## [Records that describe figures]
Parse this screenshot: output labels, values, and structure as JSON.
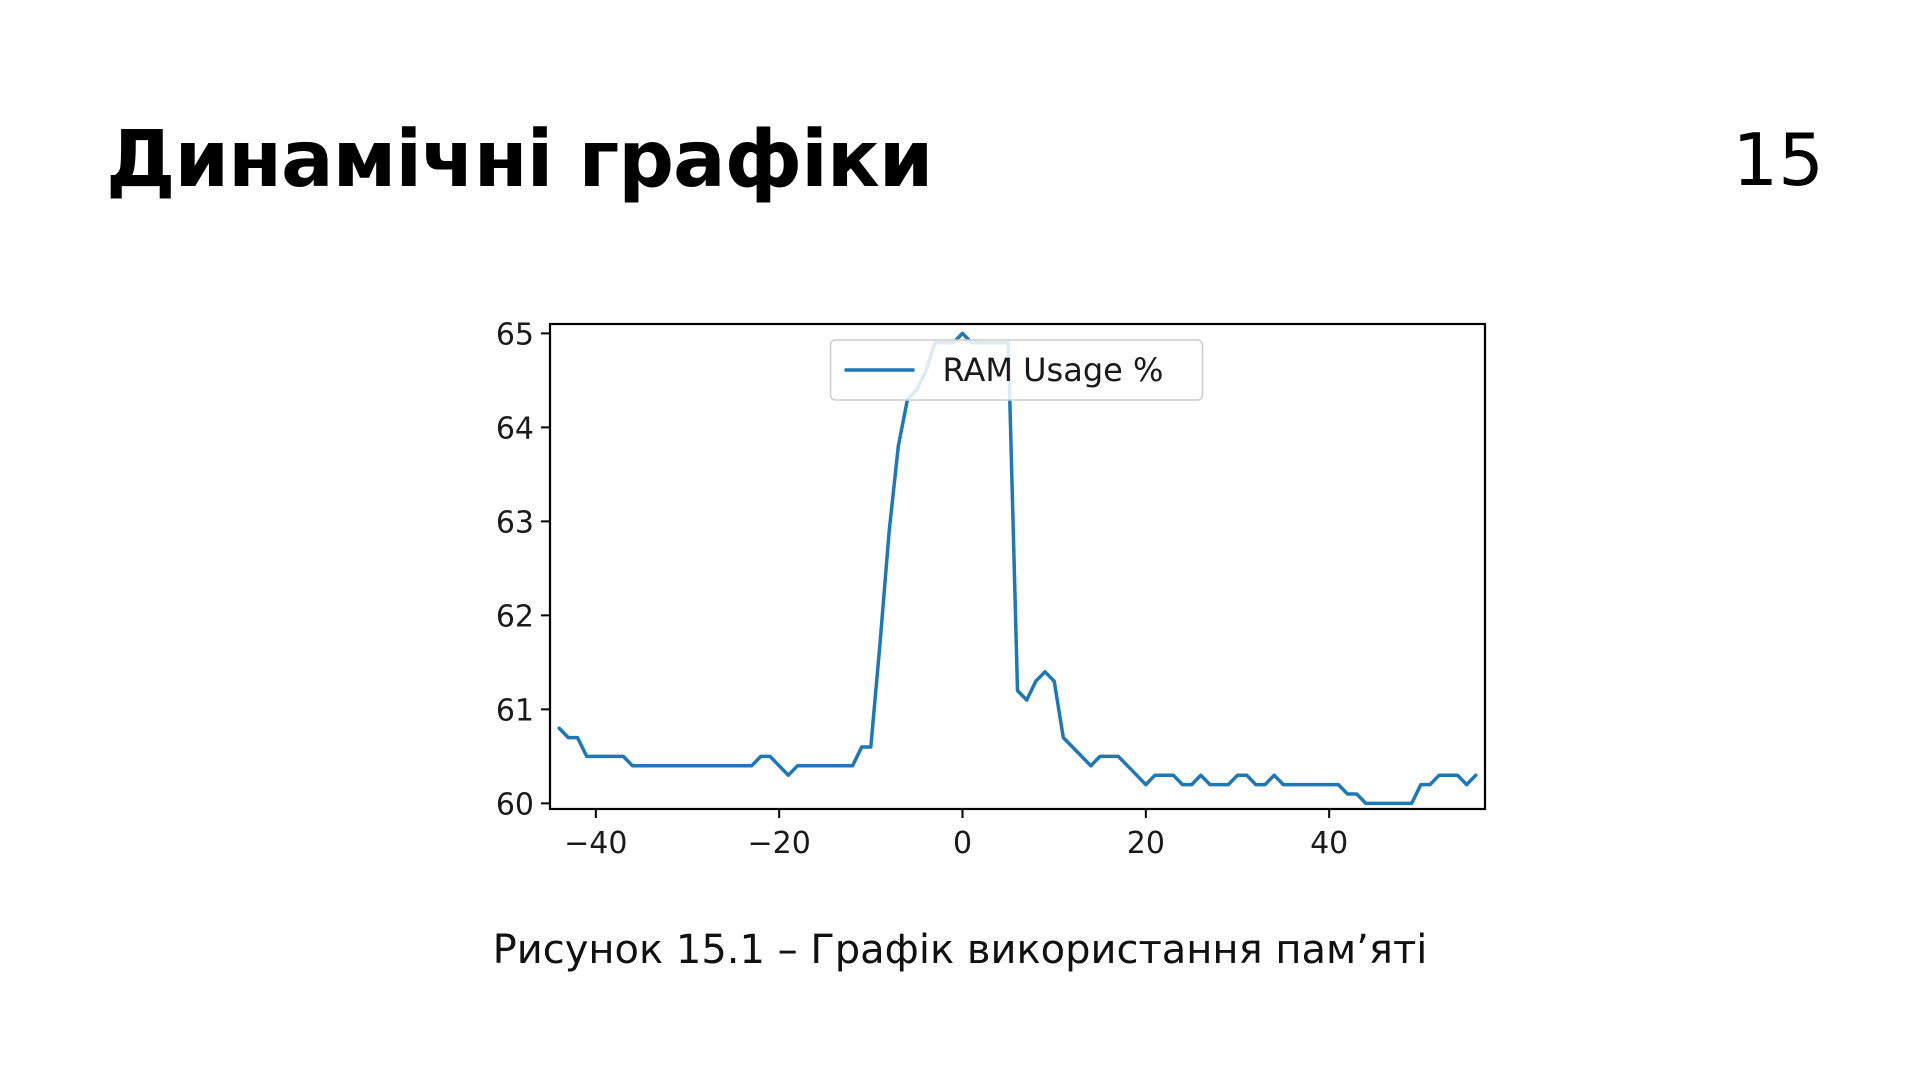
{
  "slide": {
    "title": "Динамічні графіки",
    "number": "15",
    "caption": "Рисунок 15.1 – Графік використання пам’яті"
  },
  "colors": {
    "line": "#1f77b4",
    "axis": "#000000",
    "background": "#ffffff"
  },
  "chart_data": {
    "type": "line",
    "title": "",
    "xlabel": "",
    "ylabel": "",
    "xlim": [
      -45,
      57
    ],
    "ylim": [
      60,
      65
    ],
    "xticks": [
      {
        "value": -40,
        "label": "−40"
      },
      {
        "value": -20,
        "label": "−20"
      },
      {
        "value": 0,
        "label": "0"
      },
      {
        "value": 20,
        "label": "20"
      },
      {
        "value": 40,
        "label": "40"
      }
    ],
    "yticks": [
      {
        "value": 60,
        "label": "60"
      },
      {
        "value": 61,
        "label": "61"
      },
      {
        "value": 62,
        "label": "62"
      },
      {
        "value": 63,
        "label": "63"
      },
      {
        "value": 64,
        "label": "64"
      },
      {
        "value": 65,
        "label": "65"
      }
    ],
    "grid": false,
    "legend": {
      "position": "upper center",
      "entries": [
        "RAM Usage %"
      ]
    },
    "series": [
      {
        "name": "RAM Usage %",
        "x": [
          -44,
          -43,
          -42,
          -41,
          -40,
          -39,
          -38,
          -37,
          -36,
          -35,
          -34,
          -33,
          -32,
          -31,
          -30,
          -29,
          -28,
          -27,
          -26,
          -25,
          -24,
          -23,
          -22,
          -21,
          -20,
          -19,
          -18,
          -17,
          -16,
          -15,
          -14,
          -13,
          -12,
          -11,
          -10,
          -9,
          -8,
          -7,
          -6,
          -5,
          -4,
          -3,
          -2,
          -1,
          0,
          1,
          2,
          3,
          4,
          5,
          6,
          7,
          8,
          9,
          10,
          11,
          12,
          13,
          14,
          15,
          16,
          17,
          18,
          19,
          20,
          21,
          22,
          23,
          24,
          25,
          26,
          27,
          28,
          29,
          30,
          31,
          32,
          33,
          34,
          35,
          36,
          37,
          38,
          39,
          40,
          41,
          42,
          43,
          44,
          45,
          46,
          47,
          48,
          49,
          50,
          51,
          52,
          53,
          54,
          55,
          56
        ],
        "y": [
          60.8,
          60.7,
          60.7,
          60.5,
          60.5,
          60.5,
          60.5,
          60.5,
          60.4,
          60.4,
          60.4,
          60.4,
          60.4,
          60.4,
          60.4,
          60.4,
          60.4,
          60.4,
          60.4,
          60.4,
          60.4,
          60.4,
          60.5,
          60.5,
          60.4,
          60.3,
          60.4,
          60.4,
          60.4,
          60.4,
          60.4,
          60.4,
          60.4,
          60.6,
          60.6,
          61.7,
          62.9,
          63.8,
          64.3,
          64.4,
          64.6,
          64.9,
          64.9,
          64.9,
          65.0,
          64.9,
          64.9,
          64.9,
          64.9,
          64.9,
          61.2,
          61.1,
          61.3,
          61.4,
          61.3,
          60.7,
          60.6,
          60.5,
          60.4,
          60.5,
          60.5,
          60.5,
          60.4,
          60.3,
          60.2,
          60.3,
          60.3,
          60.3,
          60.2,
          60.2,
          60.3,
          60.2,
          60.2,
          60.2,
          60.3,
          60.3,
          60.2,
          60.2,
          60.3,
          60.2,
          60.2,
          60.2,
          60.2,
          60.2,
          60.2,
          60.2,
          60.1,
          60.1,
          60.0,
          60.0,
          60.0,
          60.0,
          60.0,
          60.0,
          60.2,
          60.2,
          60.3,
          60.3,
          60.3,
          60.2,
          60.3
        ]
      }
    ]
  }
}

## [GIVEN TASK]
Every line of text is to be repeated exactly; pictures are left out.

## [RESPONSE TO THE EXERCISE]
Parse this screenshot: output labels, values, and structure as JSON.
{
  "slide": {
    "title": "Динамічні графіки",
    "number": "15",
    "caption": "Рисунок 15.1 – Графік використання пам’яті"
  },
  "colors": {
    "line": "#1f77b4",
    "axis": "#000000",
    "background": "#ffffff"
  },
  "chart_data": {
    "type": "line",
    "title": "",
    "xlabel": "",
    "ylabel": "",
    "xlim": [
      -45,
      57
    ],
    "ylim": [
      60,
      65
    ],
    "xticks": [
      {
        "value": -40,
        "label": "−40"
      },
      {
        "value": -20,
        "label": "−20"
      },
      {
        "value": 0,
        "label": "0"
      },
      {
        "value": 20,
        "label": "20"
      },
      {
        "value": 40,
        "label": "40"
      }
    ],
    "yticks": [
      {
        "value": 60,
        "label": "60"
      },
      {
        "value": 61,
        "label": "61"
      },
      {
        "value": 62,
        "label": "62"
      },
      {
        "value": 63,
        "label": "63"
      },
      {
        "value": 64,
        "label": "64"
      },
      {
        "value": 65,
        "label": "65"
      }
    ],
    "grid": false,
    "legend": {
      "position": "upper center",
      "entries": [
        "RAM Usage %"
      ]
    },
    "series": [
      {
        "name": "RAM Usage %",
        "x": [
          -44,
          -43,
          -42,
          -41,
          -40,
          -39,
          -38,
          -37,
          -36,
          -35,
          -34,
          -33,
          -32,
          -31,
          -30,
          -29,
          -28,
          -27,
          -26,
          -25,
          -24,
          -23,
          -22,
          -21,
          -20,
          -19,
          -18,
          -17,
          -16,
          -15,
          -14,
          -13,
          -12,
          -11,
          -10,
          -9,
          -8,
          -7,
          -6,
          -5,
          -4,
          -3,
          -2,
          -1,
          0,
          1,
          2,
          3,
          4,
          5,
          6,
          7,
          8,
          9,
          10,
          11,
          12,
          13,
          14,
          15,
          16,
          17,
          18,
          19,
          20,
          21,
          22,
          23,
          24,
          25,
          26,
          27,
          28,
          29,
          30,
          31,
          32,
          33,
          34,
          35,
          36,
          37,
          38,
          39,
          40,
          41,
          42,
          43,
          44,
          45,
          46,
          47,
          48,
          49,
          50,
          51,
          52,
          53,
          54,
          55,
          56
        ],
        "y": [
          60.8,
          60.7,
          60.7,
          60.5,
          60.5,
          60.5,
          60.5,
          60.5,
          60.4,
          60.4,
          60.4,
          60.4,
          60.4,
          60.4,
          60.4,
          60.4,
          60.4,
          60.4,
          60.4,
          60.4,
          60.4,
          60.4,
          60.5,
          60.5,
          60.4,
          60.3,
          60.4,
          60.4,
          60.4,
          60.4,
          60.4,
          60.4,
          60.4,
          60.6,
          60.6,
          61.7,
          62.9,
          63.8,
          64.3,
          64.4,
          64.6,
          64.9,
          64.9,
          64.9,
          65.0,
          64.9,
          64.9,
          64.9,
          64.9,
          64.9,
          61.2,
          61.1,
          61.3,
          61.4,
          61.3,
          60.7,
          60.6,
          60.5,
          60.4,
          60.5,
          60.5,
          60.5,
          60.4,
          60.3,
          60.2,
          60.3,
          60.3,
          60.3,
          60.2,
          60.2,
          60.3,
          60.2,
          60.2,
          60.2,
          60.3,
          60.3,
          60.2,
          60.2,
          60.3,
          60.2,
          60.2,
          60.2,
          60.2,
          60.2,
          60.2,
          60.2,
          60.1,
          60.1,
          60.0,
          60.0,
          60.0,
          60.0,
          60.0,
          60.0,
          60.2,
          60.2,
          60.3,
          60.3,
          60.3,
          60.2,
          60.3
        ]
      }
    ]
  }
}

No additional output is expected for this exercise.